Copy all lines holding the word "office" from the entries.

(Stored entries)

....

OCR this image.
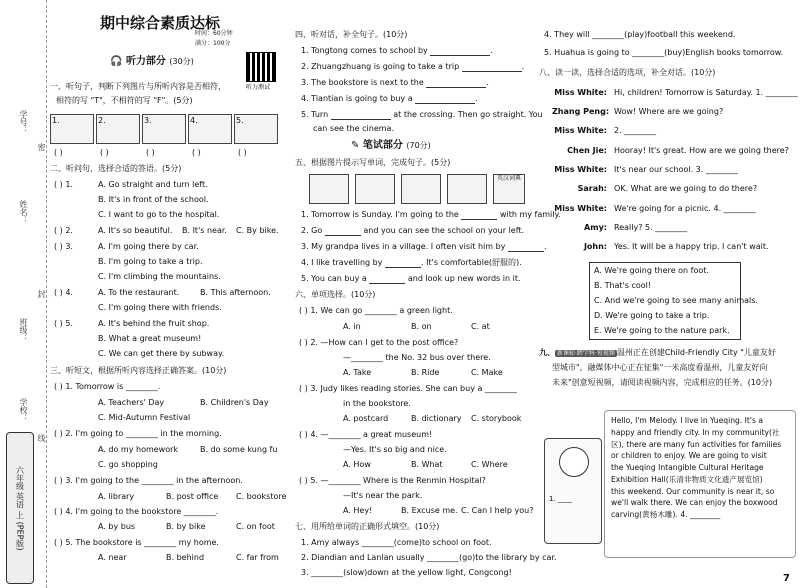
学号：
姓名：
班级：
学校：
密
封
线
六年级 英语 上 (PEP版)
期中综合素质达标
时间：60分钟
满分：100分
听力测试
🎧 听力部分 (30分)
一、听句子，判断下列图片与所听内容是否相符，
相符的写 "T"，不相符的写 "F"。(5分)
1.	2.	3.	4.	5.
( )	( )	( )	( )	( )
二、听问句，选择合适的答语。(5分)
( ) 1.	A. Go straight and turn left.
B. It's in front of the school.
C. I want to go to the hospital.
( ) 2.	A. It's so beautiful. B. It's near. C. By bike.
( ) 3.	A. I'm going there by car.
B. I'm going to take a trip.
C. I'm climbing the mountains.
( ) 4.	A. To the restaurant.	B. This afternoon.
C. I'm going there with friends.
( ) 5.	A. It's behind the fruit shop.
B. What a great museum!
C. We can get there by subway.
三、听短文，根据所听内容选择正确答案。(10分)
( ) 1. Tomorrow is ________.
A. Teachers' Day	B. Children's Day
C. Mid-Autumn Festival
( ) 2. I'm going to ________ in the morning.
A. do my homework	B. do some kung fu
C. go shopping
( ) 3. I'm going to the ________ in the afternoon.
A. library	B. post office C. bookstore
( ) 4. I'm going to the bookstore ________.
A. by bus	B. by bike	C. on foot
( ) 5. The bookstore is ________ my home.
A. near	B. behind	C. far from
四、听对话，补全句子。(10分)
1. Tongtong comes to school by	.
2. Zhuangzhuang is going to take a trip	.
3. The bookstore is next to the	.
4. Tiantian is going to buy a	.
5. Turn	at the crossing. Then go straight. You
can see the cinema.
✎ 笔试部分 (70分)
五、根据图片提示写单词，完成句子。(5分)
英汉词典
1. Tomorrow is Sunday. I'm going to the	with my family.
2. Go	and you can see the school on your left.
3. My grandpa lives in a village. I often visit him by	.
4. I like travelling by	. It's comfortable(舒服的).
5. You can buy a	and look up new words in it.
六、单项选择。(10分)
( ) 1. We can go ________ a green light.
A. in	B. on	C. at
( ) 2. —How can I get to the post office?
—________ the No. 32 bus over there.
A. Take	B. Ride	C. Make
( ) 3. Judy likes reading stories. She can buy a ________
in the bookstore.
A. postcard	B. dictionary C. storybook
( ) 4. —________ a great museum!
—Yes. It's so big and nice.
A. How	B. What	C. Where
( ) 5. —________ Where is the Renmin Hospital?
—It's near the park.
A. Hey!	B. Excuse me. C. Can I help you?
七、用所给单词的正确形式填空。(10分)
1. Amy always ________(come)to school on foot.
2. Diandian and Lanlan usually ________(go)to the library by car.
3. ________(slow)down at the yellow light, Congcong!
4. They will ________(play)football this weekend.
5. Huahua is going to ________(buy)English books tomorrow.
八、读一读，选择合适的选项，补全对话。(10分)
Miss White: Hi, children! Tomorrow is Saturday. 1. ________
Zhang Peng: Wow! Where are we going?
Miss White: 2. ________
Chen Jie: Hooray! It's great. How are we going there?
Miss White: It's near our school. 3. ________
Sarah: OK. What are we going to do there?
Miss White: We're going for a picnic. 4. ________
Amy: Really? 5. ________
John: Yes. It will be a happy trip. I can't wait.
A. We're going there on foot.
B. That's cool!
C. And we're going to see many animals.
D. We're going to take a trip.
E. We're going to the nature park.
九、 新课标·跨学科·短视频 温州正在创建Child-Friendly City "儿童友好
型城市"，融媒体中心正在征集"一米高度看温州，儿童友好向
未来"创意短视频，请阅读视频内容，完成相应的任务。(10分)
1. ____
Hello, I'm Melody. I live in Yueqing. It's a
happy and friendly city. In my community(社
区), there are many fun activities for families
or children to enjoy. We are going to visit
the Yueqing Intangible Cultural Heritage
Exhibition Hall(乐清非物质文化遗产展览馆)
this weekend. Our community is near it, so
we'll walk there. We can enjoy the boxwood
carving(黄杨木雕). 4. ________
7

....

**THE ANSWER:**
A. library	B. post office C. bookstore
( ) 2. —How can I get to the post office?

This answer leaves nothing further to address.